• [Goal]
The data below needs to be returned exactly, line for line.

• [Entries provided]
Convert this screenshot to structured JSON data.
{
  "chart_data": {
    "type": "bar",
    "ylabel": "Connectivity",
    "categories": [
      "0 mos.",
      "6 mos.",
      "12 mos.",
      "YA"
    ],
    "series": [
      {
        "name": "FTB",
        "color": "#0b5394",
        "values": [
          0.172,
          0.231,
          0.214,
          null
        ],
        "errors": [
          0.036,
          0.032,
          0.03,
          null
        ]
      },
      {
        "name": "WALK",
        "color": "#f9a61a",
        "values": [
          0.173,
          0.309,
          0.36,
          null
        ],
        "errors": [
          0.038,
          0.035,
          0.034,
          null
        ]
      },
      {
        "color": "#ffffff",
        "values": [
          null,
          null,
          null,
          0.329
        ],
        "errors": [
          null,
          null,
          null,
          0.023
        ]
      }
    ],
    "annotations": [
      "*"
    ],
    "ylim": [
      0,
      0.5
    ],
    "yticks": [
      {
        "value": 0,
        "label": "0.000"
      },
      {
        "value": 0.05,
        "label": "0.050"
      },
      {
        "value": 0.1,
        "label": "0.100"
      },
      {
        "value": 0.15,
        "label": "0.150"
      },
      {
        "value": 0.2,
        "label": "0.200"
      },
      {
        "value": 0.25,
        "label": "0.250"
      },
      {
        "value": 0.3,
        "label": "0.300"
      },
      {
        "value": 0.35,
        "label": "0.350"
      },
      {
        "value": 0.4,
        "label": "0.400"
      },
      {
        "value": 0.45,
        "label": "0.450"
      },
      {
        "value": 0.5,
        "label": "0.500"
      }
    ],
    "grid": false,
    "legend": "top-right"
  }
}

• [Written answer]
Convert this screenshot to structured JSON data.
{
  "chart_data": {
    "type": "bar",
    "ylabel": "Connectivity",
    "categories": [
      "0 mos.",
      "6 mos.",
      "12 mos.",
      "YA"
    ],
    "series": [
      {
        "name": "FTB",
        "color": "#0b5394",
        "values": [
          0.172,
          0.231,
          0.214,
          null
        ],
        "errors": [
          0.036,
          0.032,
          0.03,
          null
        ]
      },
      {
        "name": "WALK",
        "color": "#f9a61a",
        "values": [
          0.173,
          0.309,
          0.36,
          null
        ],
        "errors": [
          0.038,
          0.035,
          0.034,
          null
        ]
      },
      {
        "color": "#ffffff",
        "values": [
          null,
          null,
          null,
          0.329
        ],
        "errors": [
          null,
          null,
          null,
          0.023
        ]
      }
    ],
    "annotations": [
      "*"
    ],
    "ylim": [
      0,
      0.5
    ],
    "yticks": [
      {
        "value": 0,
        "label": "0.000"
      },
      {
        "value": 0.05,
        "label": "0.050"
      },
      {
        "value": 0.1,
        "label": "0.100"
      },
      {
        "value": 0.15,
        "label": "0.150"
      },
      {
        "value": 0.2,
        "label": "0.200"
      },
      {
        "value": 0.25,
        "label": "0.250"
      },
      {
        "value": 0.3,
        "label": "0.300"
      },
      {
        "value": 0.35,
        "label": "0.350"
      },
      {
        "value": 0.4,
        "label": "0.400"
      },
      {
        "value": 0.45,
        "label": "0.450"
      },
      {
        "value": 0.5,
        "label": "0.500"
      }
    ],
    "grid": false,
    "legend": "top-right"
  }
}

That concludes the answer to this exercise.